Extracted data entries
## START
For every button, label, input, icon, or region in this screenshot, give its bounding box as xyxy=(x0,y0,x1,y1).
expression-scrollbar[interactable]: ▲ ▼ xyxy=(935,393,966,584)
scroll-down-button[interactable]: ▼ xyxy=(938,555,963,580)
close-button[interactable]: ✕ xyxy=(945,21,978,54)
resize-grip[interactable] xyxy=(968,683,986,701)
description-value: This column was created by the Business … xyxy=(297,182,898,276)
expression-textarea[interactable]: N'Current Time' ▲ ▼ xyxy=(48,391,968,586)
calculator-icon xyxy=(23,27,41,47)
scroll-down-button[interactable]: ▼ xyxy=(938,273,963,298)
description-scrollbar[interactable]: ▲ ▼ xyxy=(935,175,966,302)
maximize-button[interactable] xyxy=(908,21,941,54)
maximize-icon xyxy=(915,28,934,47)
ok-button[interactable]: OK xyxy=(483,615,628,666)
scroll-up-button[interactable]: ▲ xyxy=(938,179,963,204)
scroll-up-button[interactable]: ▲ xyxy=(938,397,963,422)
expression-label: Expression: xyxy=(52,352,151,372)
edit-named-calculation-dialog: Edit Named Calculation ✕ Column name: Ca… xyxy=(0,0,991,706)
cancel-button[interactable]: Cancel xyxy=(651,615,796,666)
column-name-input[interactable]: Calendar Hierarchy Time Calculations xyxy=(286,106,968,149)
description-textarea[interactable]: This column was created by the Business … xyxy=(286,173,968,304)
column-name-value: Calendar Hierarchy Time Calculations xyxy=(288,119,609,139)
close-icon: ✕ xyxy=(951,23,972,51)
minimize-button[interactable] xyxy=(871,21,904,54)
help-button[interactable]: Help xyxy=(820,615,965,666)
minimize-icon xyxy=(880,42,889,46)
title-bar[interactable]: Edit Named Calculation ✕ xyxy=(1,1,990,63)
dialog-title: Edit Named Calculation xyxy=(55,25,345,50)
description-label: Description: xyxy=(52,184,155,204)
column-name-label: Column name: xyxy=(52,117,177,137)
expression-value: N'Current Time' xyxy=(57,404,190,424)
## END
## START
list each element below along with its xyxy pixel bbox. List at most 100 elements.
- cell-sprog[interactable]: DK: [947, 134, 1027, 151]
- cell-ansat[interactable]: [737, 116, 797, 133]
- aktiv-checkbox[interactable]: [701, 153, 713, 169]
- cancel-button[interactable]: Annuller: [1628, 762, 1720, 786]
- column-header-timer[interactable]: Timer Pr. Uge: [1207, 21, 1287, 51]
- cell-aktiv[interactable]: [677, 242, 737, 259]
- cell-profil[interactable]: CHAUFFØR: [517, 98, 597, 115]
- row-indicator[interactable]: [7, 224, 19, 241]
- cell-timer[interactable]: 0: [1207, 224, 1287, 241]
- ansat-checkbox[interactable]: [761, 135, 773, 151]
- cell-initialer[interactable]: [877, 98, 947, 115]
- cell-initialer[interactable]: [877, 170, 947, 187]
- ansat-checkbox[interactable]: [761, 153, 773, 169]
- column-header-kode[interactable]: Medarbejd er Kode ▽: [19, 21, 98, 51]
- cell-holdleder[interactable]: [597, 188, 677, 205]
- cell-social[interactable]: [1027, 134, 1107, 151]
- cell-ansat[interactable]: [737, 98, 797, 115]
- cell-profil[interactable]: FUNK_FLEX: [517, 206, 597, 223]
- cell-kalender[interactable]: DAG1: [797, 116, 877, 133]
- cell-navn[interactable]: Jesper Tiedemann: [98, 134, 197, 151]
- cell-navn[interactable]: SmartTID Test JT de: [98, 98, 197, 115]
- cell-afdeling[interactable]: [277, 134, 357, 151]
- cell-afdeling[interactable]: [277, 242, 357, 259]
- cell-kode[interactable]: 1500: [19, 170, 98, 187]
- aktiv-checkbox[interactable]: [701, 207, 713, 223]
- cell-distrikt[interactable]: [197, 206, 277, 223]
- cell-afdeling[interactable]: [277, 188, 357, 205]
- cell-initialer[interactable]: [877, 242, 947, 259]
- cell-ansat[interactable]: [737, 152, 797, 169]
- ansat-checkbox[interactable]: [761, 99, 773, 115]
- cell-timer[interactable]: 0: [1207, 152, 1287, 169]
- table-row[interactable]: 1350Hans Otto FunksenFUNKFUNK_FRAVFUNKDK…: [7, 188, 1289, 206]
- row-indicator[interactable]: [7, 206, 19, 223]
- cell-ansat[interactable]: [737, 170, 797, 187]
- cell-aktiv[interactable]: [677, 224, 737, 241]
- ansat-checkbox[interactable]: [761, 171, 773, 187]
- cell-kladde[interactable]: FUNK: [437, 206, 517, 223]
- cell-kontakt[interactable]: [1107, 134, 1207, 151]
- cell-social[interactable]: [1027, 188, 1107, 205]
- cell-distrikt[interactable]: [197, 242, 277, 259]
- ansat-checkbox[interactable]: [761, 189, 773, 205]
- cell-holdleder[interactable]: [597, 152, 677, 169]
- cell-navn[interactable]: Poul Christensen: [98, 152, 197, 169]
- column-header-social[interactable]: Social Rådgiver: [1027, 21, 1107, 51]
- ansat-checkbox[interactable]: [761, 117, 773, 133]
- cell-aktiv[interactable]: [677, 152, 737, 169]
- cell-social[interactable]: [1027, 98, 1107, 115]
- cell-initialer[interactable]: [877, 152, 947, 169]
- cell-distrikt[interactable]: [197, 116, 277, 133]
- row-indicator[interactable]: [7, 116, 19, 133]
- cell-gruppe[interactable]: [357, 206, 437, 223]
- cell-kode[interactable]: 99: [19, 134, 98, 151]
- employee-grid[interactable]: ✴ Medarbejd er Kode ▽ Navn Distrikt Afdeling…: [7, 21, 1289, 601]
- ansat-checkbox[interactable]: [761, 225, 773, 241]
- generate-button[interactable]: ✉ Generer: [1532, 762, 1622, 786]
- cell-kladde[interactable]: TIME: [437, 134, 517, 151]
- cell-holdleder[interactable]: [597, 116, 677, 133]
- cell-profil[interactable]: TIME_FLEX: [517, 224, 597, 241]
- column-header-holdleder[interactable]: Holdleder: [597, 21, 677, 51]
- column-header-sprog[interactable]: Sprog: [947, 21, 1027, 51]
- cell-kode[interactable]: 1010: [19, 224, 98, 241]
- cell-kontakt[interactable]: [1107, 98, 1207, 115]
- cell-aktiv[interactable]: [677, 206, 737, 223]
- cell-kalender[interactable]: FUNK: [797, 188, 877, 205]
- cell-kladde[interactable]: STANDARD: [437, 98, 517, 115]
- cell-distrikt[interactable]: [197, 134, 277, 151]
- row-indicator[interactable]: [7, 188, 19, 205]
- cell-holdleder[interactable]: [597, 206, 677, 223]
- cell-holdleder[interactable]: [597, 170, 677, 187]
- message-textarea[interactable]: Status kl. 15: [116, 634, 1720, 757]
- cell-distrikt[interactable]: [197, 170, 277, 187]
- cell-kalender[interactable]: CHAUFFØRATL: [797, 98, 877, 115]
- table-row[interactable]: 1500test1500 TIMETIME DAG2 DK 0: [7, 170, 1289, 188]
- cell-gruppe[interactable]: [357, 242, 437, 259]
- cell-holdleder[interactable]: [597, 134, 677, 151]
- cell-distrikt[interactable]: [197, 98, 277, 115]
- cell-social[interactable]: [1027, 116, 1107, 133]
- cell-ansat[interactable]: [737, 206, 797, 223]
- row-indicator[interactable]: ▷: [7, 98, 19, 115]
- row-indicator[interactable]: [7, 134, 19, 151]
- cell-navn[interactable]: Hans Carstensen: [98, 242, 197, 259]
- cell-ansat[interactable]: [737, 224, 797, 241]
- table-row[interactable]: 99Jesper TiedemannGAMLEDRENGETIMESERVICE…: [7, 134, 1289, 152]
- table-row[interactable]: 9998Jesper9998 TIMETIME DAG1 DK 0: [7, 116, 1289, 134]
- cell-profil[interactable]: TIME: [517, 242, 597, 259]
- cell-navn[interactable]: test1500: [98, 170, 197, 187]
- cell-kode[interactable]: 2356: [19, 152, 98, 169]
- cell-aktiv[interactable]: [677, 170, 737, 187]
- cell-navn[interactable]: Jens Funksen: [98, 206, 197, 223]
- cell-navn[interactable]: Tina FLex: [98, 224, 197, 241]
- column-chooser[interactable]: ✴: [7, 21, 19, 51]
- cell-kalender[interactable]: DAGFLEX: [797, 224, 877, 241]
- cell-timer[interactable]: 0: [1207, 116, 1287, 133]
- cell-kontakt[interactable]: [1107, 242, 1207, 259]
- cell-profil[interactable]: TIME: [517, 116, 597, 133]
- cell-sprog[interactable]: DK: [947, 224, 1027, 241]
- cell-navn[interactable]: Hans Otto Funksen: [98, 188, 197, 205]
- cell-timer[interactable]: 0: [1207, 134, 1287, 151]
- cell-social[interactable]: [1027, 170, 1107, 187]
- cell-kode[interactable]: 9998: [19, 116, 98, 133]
## END
• _WHAT IS EXPECTED_: Rewrite the material starting at the line containing "list each element" and ending at the line containing "- cell-kode[interactable]: 1500: [19, 170, 98, 187]", with every "interactable" changed to "clickable" and nothing else altered.

• _COMPLETED EXERCISE_:
list each element below along with its xyxy pixel bbox. List at most 100 elements.
- cell-sprog[clickable]: DK: [947, 134, 1027, 151]
- cell-ansat[clickable]: [737, 116, 797, 133]
- aktiv-checkbox[clickable]: [701, 153, 713, 169]
- cancel-button[clickable]: Annuller: [1628, 762, 1720, 786]
- column-header-timer[clickable]: Timer Pr. Uge: [1207, 21, 1287, 51]
- cell-aktiv[clickable]: [677, 242, 737, 259]
- cell-profil[clickable]: CHAUFFØR: [517, 98, 597, 115]
- row-indicator[clickable]: [7, 224, 19, 241]
- cell-timer[clickable]: 0: [1207, 224, 1287, 241]
- ansat-checkbox[clickable]: [761, 135, 773, 151]
- cell-initialer[clickable]: [877, 98, 947, 115]
- cell-initialer[clickable]: [877, 170, 947, 187]
- ansat-checkbox[clickable]: [761, 153, 773, 169]
- column-header-kode[clickable]: Medarbejd er Kode ▽: [19, 21, 98, 51]
- cell-holdleder[clickable]: [597, 188, 677, 205]
- cell-social[clickable]: [1027, 134, 1107, 151]
- cell-ansat[clickable]: [737, 98, 797, 115]
- cell-profil[clickable]: FUNK_FLEX: [517, 206, 597, 223]
- cell-kalender[clickable]: DAG1: [797, 116, 877, 133]
- cell-navn[clickable]: Jesper Tiedemann: [98, 134, 197, 151]
- cell-navn[clickable]: SmartTID Test JT de: [98, 98, 197, 115]
- cell-afdeling[clickable]: [277, 134, 357, 151]
- cell-afdeling[clickable]: [277, 242, 357, 259]
- cell-kode[clickable]: 1500: [19, 170, 98, 187]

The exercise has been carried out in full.